> Supplied data:
------------------------------

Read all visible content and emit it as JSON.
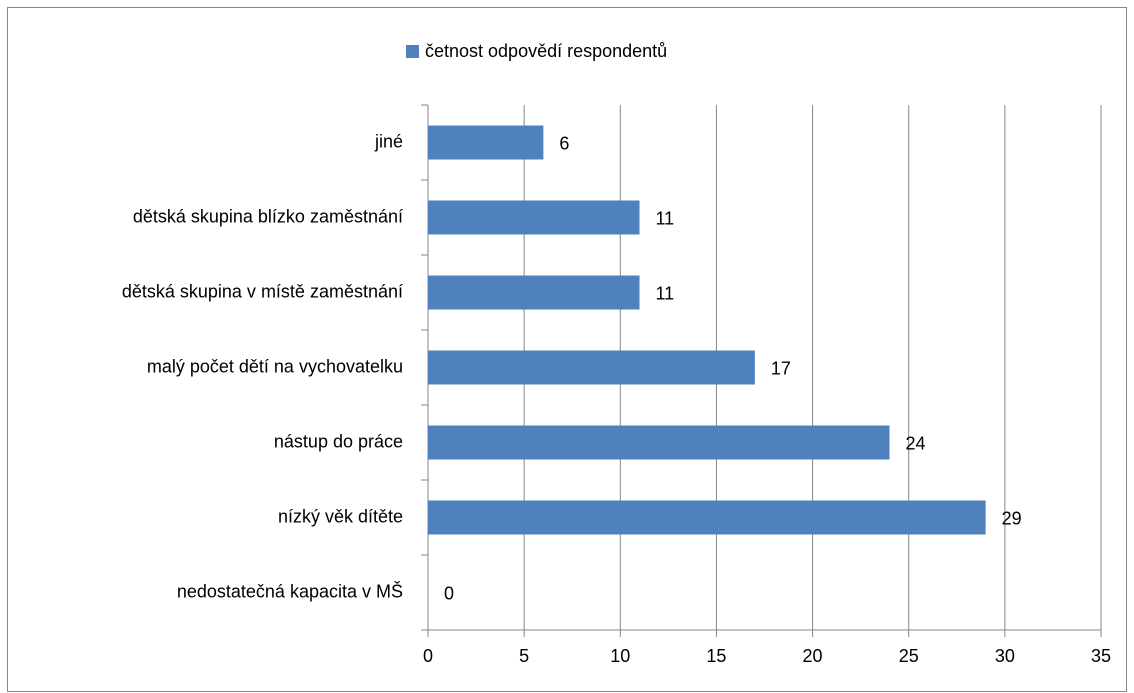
{
  "chart_data": {
    "type": "bar",
    "orientation": "horizontal",
    "categories": [
      "nedostatečná kapacita v MŠ",
      "nízký věk dítěte",
      "nástup do práce",
      "malý počet dětí na vychovatelku",
      "dětská skupina v místě zaměstnání",
      "dětská skupina blízko zaměstnání",
      "jiné"
    ],
    "series": [
      {
        "name": "četnost odpovědí respondentů",
        "color": "#4f81bd",
        "values": [
          0,
          29,
          24,
          17,
          11,
          11,
          6
        ]
      }
    ],
    "xlim": [
      0,
      35
    ],
    "xticks": [
      0,
      5,
      10,
      15,
      20,
      25,
      30,
      35
    ],
    "grid": true,
    "legend": "top"
  }
}
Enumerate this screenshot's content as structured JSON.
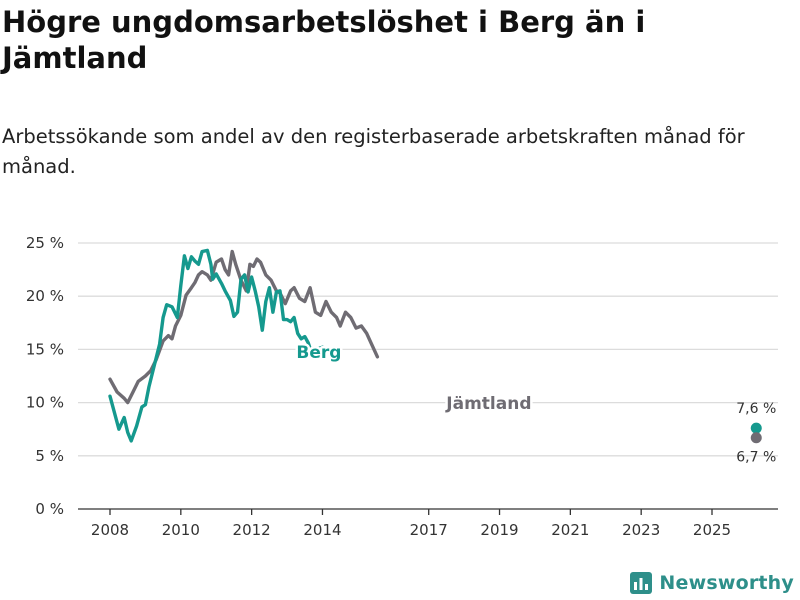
{
  "title": "Högre ungdomsarbetslöshet i Berg än i Jämtland",
  "subtitle": "Arbetssökande som andel av den registerbaserade arbetskraften månad för månad.",
  "brand": "Newsworthy",
  "colors": {
    "berg": "#15998e",
    "jamtland": "#6f6c73",
    "grid": "#dcdcdc",
    "brand": "#2e8f8a"
  },
  "chart_data": {
    "type": "line",
    "title": "Högre ungdomsarbetslöshet i Berg än i Jämtland",
    "xlabel": "",
    "ylabel": "",
    "unit": "%",
    "xlim": [
      2008.0,
      2026.25
    ],
    "ylim": [
      0,
      25
    ],
    "x_ticks": [
      {
        "value": 2008,
        "label": "2008"
      },
      {
        "value": 2010,
        "label": "2010"
      },
      {
        "value": 2012,
        "label": "2012"
      },
      {
        "value": 2014,
        "label": "2014"
      },
      {
        "value": 2017,
        "label": "2017"
      },
      {
        "value": 2019,
        "label": "2019"
      },
      {
        "value": 2021,
        "label": "2021"
      },
      {
        "value": 2023,
        "label": "2023"
      },
      {
        "value": 2025,
        "label": "2025"
      }
    ],
    "y_ticks": [
      {
        "value": 0,
        "label": "0 %"
      },
      {
        "value": 5,
        "label": "5 %"
      },
      {
        "value": 10,
        "label": "10 %"
      },
      {
        "value": 15,
        "label": "15 %"
      },
      {
        "value": 20,
        "label": "20 %"
      },
      {
        "value": 25,
        "label": "25 %"
      }
    ],
    "series": [
      {
        "name": "Berg",
        "label": "Berg",
        "label_at": [
          2013.9,
          14.2
        ],
        "end_label": "7,6 %",
        "end_value": 7.6,
        "points": [
          [
            2008.0,
            10.6
          ],
          [
            2008.25,
            7.5
          ],
          [
            2008.4,
            8.6
          ],
          [
            2008.5,
            7.2
          ],
          [
            2008.6,
            6.4
          ],
          [
            2008.75,
            7.8
          ],
          [
            2008.9,
            9.6
          ],
          [
            2009.0,
            9.8
          ],
          [
            2009.1,
            11.5
          ],
          [
            2009.25,
            13.5
          ],
          [
            2009.4,
            15.5
          ],
          [
            2009.5,
            18.0
          ],
          [
            2009.6,
            19.2
          ],
          [
            2009.75,
            19.0
          ],
          [
            2009.9,
            18.0
          ],
          [
            2010.0,
            21.0
          ],
          [
            2010.1,
            23.8
          ],
          [
            2010.2,
            22.6
          ],
          [
            2010.3,
            23.7
          ],
          [
            2010.4,
            23.3
          ],
          [
            2010.5,
            23.0
          ],
          [
            2010.6,
            24.2
          ],
          [
            2010.75,
            24.3
          ],
          [
            2010.85,
            23.0
          ],
          [
            2010.9,
            21.6
          ],
          [
            2011.0,
            22.1
          ],
          [
            2011.15,
            21.2
          ],
          [
            2011.25,
            20.5
          ],
          [
            2011.4,
            19.6
          ],
          [
            2011.5,
            18.1
          ],
          [
            2011.6,
            18.5
          ],
          [
            2011.7,
            21.6
          ],
          [
            2011.8,
            22.0
          ],
          [
            2011.9,
            20.4
          ],
          [
            2012.0,
            21.8
          ],
          [
            2012.1,
            20.5
          ],
          [
            2012.2,
            19.0
          ],
          [
            2012.3,
            16.8
          ],
          [
            2012.4,
            19.5
          ],
          [
            2012.5,
            20.8
          ],
          [
            2012.6,
            18.5
          ],
          [
            2012.7,
            20.4
          ],
          [
            2012.8,
            20.5
          ],
          [
            2012.9,
            17.8
          ],
          [
            2013.0,
            17.8
          ],
          [
            2013.1,
            17.6
          ],
          [
            2013.2,
            18.0
          ],
          [
            2013.3,
            16.5
          ],
          [
            2013.4,
            16.0
          ],
          [
            2013.5,
            16.2
          ],
          [
            2013.6,
            15.6
          ],
          [
            2013.7,
            14.6
          ],
          [
            2013.8,
            15.0
          ],
          [
            2014.0,
            15.2
          ]
        ]
      },
      {
        "name": "Jämtland",
        "label": "Jämtland",
        "label_at": [
          2018.7,
          9.4
        ],
        "end_label": "6,7 %",
        "end_value": 6.7,
        "points": [
          [
            2008.0,
            12.2
          ],
          [
            2008.2,
            11.0
          ],
          [
            2008.4,
            10.4
          ],
          [
            2008.5,
            10.0
          ],
          [
            2008.65,
            11.0
          ],
          [
            2008.8,
            12.0
          ],
          [
            2009.0,
            12.5
          ],
          [
            2009.15,
            13.0
          ],
          [
            2009.3,
            14.0
          ],
          [
            2009.5,
            15.8
          ],
          [
            2009.65,
            16.3
          ],
          [
            2009.75,
            16.0
          ],
          [
            2009.85,
            17.2
          ],
          [
            2010.0,
            18.2
          ],
          [
            2010.15,
            20.1
          ],
          [
            2010.3,
            20.8
          ],
          [
            2010.4,
            21.3
          ],
          [
            2010.5,
            22.0
          ],
          [
            2010.6,
            22.3
          ],
          [
            2010.75,
            22.0
          ],
          [
            2010.85,
            21.5
          ],
          [
            2011.0,
            23.2
          ],
          [
            2011.15,
            23.5
          ],
          [
            2011.25,
            22.5
          ],
          [
            2011.35,
            22.0
          ],
          [
            2011.45,
            24.2
          ],
          [
            2011.55,
            23.0
          ],
          [
            2011.7,
            21.5
          ],
          [
            2011.85,
            20.5
          ],
          [
            2011.95,
            23.0
          ],
          [
            2012.05,
            22.8
          ],
          [
            2012.15,
            23.5
          ],
          [
            2012.25,
            23.2
          ],
          [
            2012.4,
            22.0
          ],
          [
            2012.55,
            21.5
          ],
          [
            2012.7,
            20.5
          ],
          [
            2012.8,
            20.3
          ],
          [
            2012.95,
            19.3
          ],
          [
            2013.1,
            20.5
          ],
          [
            2013.2,
            20.8
          ],
          [
            2013.35,
            19.8
          ],
          [
            2013.5,
            19.5
          ],
          [
            2013.65,
            20.8
          ],
          [
            2013.8,
            18.5
          ],
          [
            2013.95,
            18.2
          ],
          [
            2014.1,
            19.5
          ],
          [
            2014.25,
            18.5
          ],
          [
            2014.4,
            18.0
          ],
          [
            2014.5,
            17.2
          ],
          [
            2014.65,
            18.5
          ],
          [
            2014.8,
            18.0
          ],
          [
            2014.95,
            17.0
          ],
          [
            2015.1,
            17.2
          ],
          [
            2015.25,
            16.5
          ],
          [
            2015.4,
            15.4
          ],
          [
            2015.55,
            14.3
          ]
        ]
      }
    ]
  }
}
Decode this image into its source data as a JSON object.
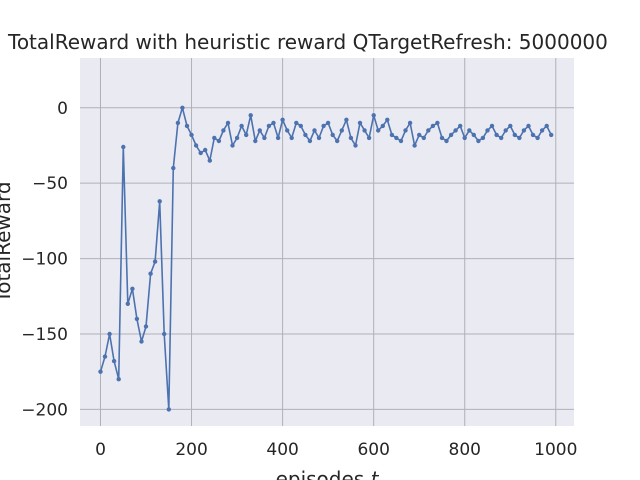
{
  "chart_data": {
    "type": "line",
    "title": "TotalReward with heuristic reward QTargetRefresh: 5000000",
    "xlabel": "episodes ",
    "xlabel_var": "t",
    "ylabel": "TotalReward",
    "xlim": [
      -45,
      1040
    ],
    "ylim": [
      -211,
      33
    ],
    "xticks": [
      0,
      200,
      400,
      600,
      800,
      1000
    ],
    "yticks": [
      -200,
      -150,
      -100,
      -50,
      0
    ],
    "x_tick_labels": [
      "0",
      "200",
      "400",
      "600",
      "800",
      "1000"
    ],
    "y_tick_labels": [
      "−200",
      "−150",
      "−100",
      "−50",
      "0"
    ],
    "grid": true,
    "colors": {
      "series": "#4c72b0",
      "background": "#eaeaf2",
      "grid": "#b0b0b8"
    },
    "series": [
      {
        "marker": "circle",
        "x_start": 0,
        "x_step": 10,
        "values": [
          -175,
          -165,
          -150,
          -168,
          -180,
          -26,
          -130,
          -120,
          -140,
          -155,
          -145,
          -110,
          -102,
          -62,
          -150,
          -200,
          -40,
          -10,
          0,
          -12,
          -18,
          -25,
          -30,
          -28,
          -35,
          -20,
          -22,
          -15,
          -10,
          -25,
          -20,
          -12,
          -18,
          -5,
          -22,
          -15,
          -20,
          -12,
          -10,
          -20,
          -8,
          -15,
          -20,
          -10,
          -12,
          -18,
          -22,
          -15,
          -20,
          -12,
          -10,
          -18,
          -22,
          -15,
          -8,
          -20,
          -25,
          -10,
          -15,
          -20,
          -5,
          -15,
          -12,
          -8,
          -18,
          -20,
          -22,
          -15,
          -10,
          -25,
          -18,
          -20,
          -15,
          -12,
          -10,
          -20,
          -22,
          -18,
          -15,
          -12,
          -20,
          -15,
          -18,
          -22,
          -20,
          -15,
          -12,
          -18,
          -20,
          -15,
          -12,
          -18,
          -20,
          -15,
          -12,
          -18,
          -20,
          -15,
          -12,
          -18
        ]
      }
    ]
  }
}
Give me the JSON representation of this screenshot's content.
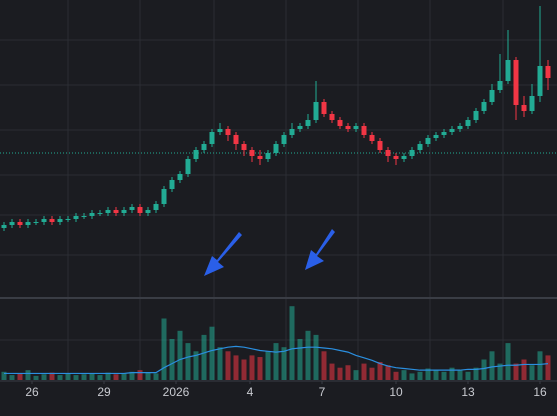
{
  "chart_data": {
    "type": "candlestick",
    "open": [
      24,
      25,
      26,
      25,
      26,
      26,
      27,
      26,
      27,
      27,
      28,
      28,
      29,
      29,
      30,
      29,
      30,
      31,
      29,
      30,
      32,
      37,
      40,
      42,
      47,
      50,
      52,
      56,
      57,
      55,
      52,
      50,
      48,
      47,
      49,
      52,
      55,
      57,
      58,
      60,
      66,
      62,
      60,
      58,
      57,
      58,
      55,
      53,
      50,
      48,
      47,
      48,
      50,
      52,
      54,
      55,
      56,
      57,
      58,
      60,
      63,
      66,
      70,
      73,
      80,
      65,
      63,
      68,
      78
    ],
    "high": [
      26,
      27,
      27,
      27,
      27,
      28,
      28,
      28,
      28,
      29,
      29,
      30,
      30,
      31,
      31,
      31,
      32,
      32,
      31,
      33,
      38,
      41,
      43,
      48,
      51,
      53,
      57,
      59,
      58,
      56,
      53,
      51,
      50,
      50,
      53,
      56,
      59,
      59,
      62,
      73,
      67,
      63,
      61,
      59,
      59,
      59,
      56,
      54,
      51,
      49,
      49,
      51,
      53,
      55,
      56,
      57,
      58,
      59,
      61,
      64,
      67,
      72,
      82,
      90,
      81,
      68,
      72,
      98,
      80
    ],
    "low": [
      23,
      24,
      24,
      24,
      25,
      25,
      25,
      25,
      26,
      26,
      27,
      27,
      28,
      28,
      28,
      28,
      29,
      28,
      28,
      29,
      31,
      36,
      39,
      41,
      46,
      49,
      51,
      55,
      53,
      50,
      48,
      46,
      45,
      46,
      48,
      51,
      54,
      56,
      57,
      59,
      61,
      59,
      57,
      56,
      56,
      54,
      52,
      49,
      46,
      45,
      46,
      47,
      49,
      51,
      53,
      54,
      55,
      56,
      57,
      59,
      62,
      65,
      69,
      72,
      60,
      61,
      62,
      66,
      70
    ],
    "close": [
      25,
      26,
      25,
      26,
      26,
      27,
      26,
      27,
      27,
      28,
      28,
      29,
      29,
      30,
      29,
      30,
      31,
      29,
      30,
      32,
      37,
      40,
      42,
      47,
      50,
      52,
      56,
      57,
      55,
      52,
      50,
      48,
      47,
      49,
      52,
      55,
      57,
      58,
      60,
      66,
      62,
      60,
      58,
      57,
      58,
      55,
      53,
      50,
      48,
      47,
      48,
      50,
      52,
      54,
      55,
      56,
      57,
      58,
      60,
      63,
      66,
      70,
      73,
      80,
      65,
      63,
      68,
      78,
      74
    ],
    "volume": [
      10,
      6,
      8,
      12,
      5,
      7,
      9,
      6,
      8,
      6,
      7,
      8,
      6,
      9,
      7,
      8,
      10,
      12,
      9,
      8,
      75,
      50,
      60,
      45,
      35,
      55,
      65,
      40,
      35,
      30,
      25,
      30,
      28,
      35,
      45,
      40,
      90,
      50,
      60,
      55,
      35,
      20,
      15,
      18,
      12,
      20,
      15,
      22,
      18,
      10,
      12,
      8,
      10,
      14,
      12,
      10,
      15,
      12,
      10,
      15,
      25,
      35,
      20,
      45,
      20,
      25,
      18,
      35,
      30
    ],
    "volume_ma": [
      8,
      8,
      8,
      8,
      8,
      8,
      8,
      8,
      8,
      8,
      8,
      8,
      8,
      8,
      8,
      8,
      9,
      9,
      9,
      9,
      15,
      20,
      25,
      28,
      30,
      33,
      36,
      38,
      40,
      41,
      40,
      38,
      36,
      35,
      34,
      35,
      38,
      39,
      40,
      40,
      39,
      38,
      36,
      34,
      30,
      27,
      24,
      20,
      17,
      15,
      14,
      13,
      12,
      12,
      12,
      12,
      12,
      12,
      13,
      13,
      14,
      16,
      17,
      18,
      18,
      19,
      19,
      19,
      20
    ],
    "xlim": [
      -0.5,
      69.125
    ],
    "ylim": [
      0,
      100
    ],
    "volume_ylim": [
      0,
      100
    ],
    "xticks": [
      {
        "value": 3.5,
        "label": "26"
      },
      {
        "value": 12.5,
        "label": "29"
      },
      {
        "value": 21.5,
        "label": "2026"
      },
      {
        "value": 30.75,
        "label": "4"
      },
      {
        "value": 39.75,
        "label": "7"
      },
      {
        "value": 49,
        "label": "10"
      },
      {
        "value": 58,
        "label": "13"
      },
      {
        "value": 67,
        "label": "16"
      }
    ],
    "price_line": 49,
    "up_color": "#22ab94",
    "down_color": "#f23645",
    "ma_color": "#2a8fe0"
  }
}
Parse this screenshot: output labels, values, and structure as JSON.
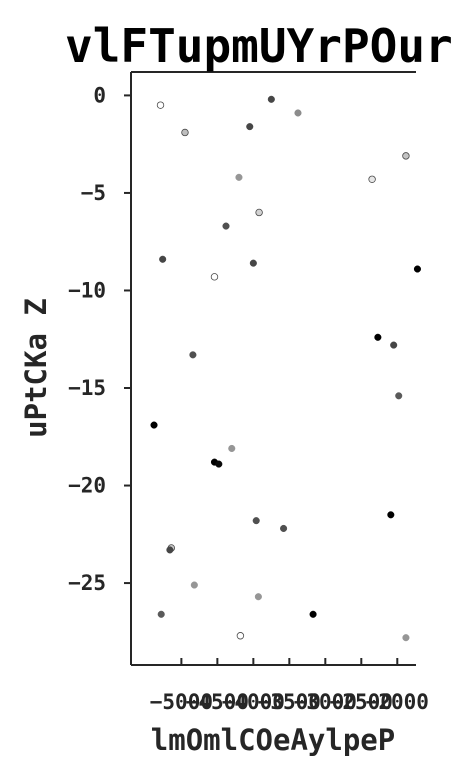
{
  "chart_data": {
    "type": "scatter",
    "title": "vlFTupmUYrPOur",
    "xlabel": "lmOmlCOeAylpeP",
    "ylabel": "uPtCKa Z",
    "xlim": [
      -5700,
      -1740
    ],
    "ylim": [
      -29.2,
      1.2
    ],
    "xticks": [
      -5000,
      -4500,
      -4000,
      -3500,
      -3000,
      -2500,
      -2000
    ],
    "yticks": [
      0,
      -5,
      -10,
      -15,
      -20,
      -25
    ],
    "grid": false,
    "points": [
      {
        "x": -5290,
        "y": -0.5,
        "shade": 255
      },
      {
        "x": -4950,
        "y": -1.9,
        "shade": 190
      },
      {
        "x": -3750,
        "y": -0.2,
        "shade": 70
      },
      {
        "x": -3380,
        "y": -0.9,
        "shade": 140
      },
      {
        "x": -4050,
        "y": -1.6,
        "shade": 70
      },
      {
        "x": -1880,
        "y": -3.1,
        "shade": 195
      },
      {
        "x": -4200,
        "y": -4.2,
        "shade": 150
      },
      {
        "x": -2350,
        "y": -4.3,
        "shade": 230
      },
      {
        "x": -3920,
        "y": -6.0,
        "shade": 210
      },
      {
        "x": -4380,
        "y": -6.7,
        "shade": 80
      },
      {
        "x": -5260,
        "y": -8.4,
        "shade": 70
      },
      {
        "x": -4000,
        "y": -8.6,
        "shade": 70
      },
      {
        "x": -4540,
        "y": -9.3,
        "shade": 255
      },
      {
        "x": -1720,
        "y": -8.9,
        "shade": 0
      },
      {
        "x": -2270,
        "y": -12.4,
        "shade": 0
      },
      {
        "x": -2050,
        "y": -12.8,
        "shade": 70
      },
      {
        "x": -4840,
        "y": -13.3,
        "shade": 80
      },
      {
        "x": -1980,
        "y": -15.4,
        "shade": 90
      },
      {
        "x": -5380,
        "y": -16.9,
        "shade": 0
      },
      {
        "x": -4300,
        "y": -18.1,
        "shade": 150
      },
      {
        "x": -4540,
        "y": -18.8,
        "shade": 0
      },
      {
        "x": -4480,
        "y": -18.9,
        "shade": 10
      },
      {
        "x": -2090,
        "y": -21.5,
        "shade": 0
      },
      {
        "x": -3960,
        "y": -21.8,
        "shade": 80
      },
      {
        "x": -3580,
        "y": -22.2,
        "shade": 80
      },
      {
        "x": -5140,
        "y": -23.2,
        "shade": 200
      },
      {
        "x": -5160,
        "y": -23.3,
        "shade": 70
      },
      {
        "x": -4820,
        "y": -25.1,
        "shade": 150
      },
      {
        "x": -3930,
        "y": -25.7,
        "shade": 150
      },
      {
        "x": -5280,
        "y": -26.6,
        "shade": 90
      },
      {
        "x": -3170,
        "y": -26.6,
        "shade": 0
      },
      {
        "x": -4180,
        "y": -27.7,
        "shade": 255
      },
      {
        "x": -1880,
        "y": -27.8,
        "shade": 150
      }
    ]
  }
}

------------------------------

> Problem:
Pick each line holding the word "screenshot" out of the listing.

> Output for this exercise:
Enumerate this screenshot's content as structured JSON.
Give me the JSON representation of this screenshot's content.
Parse this screenshot: output labels, values, and structure as JSON.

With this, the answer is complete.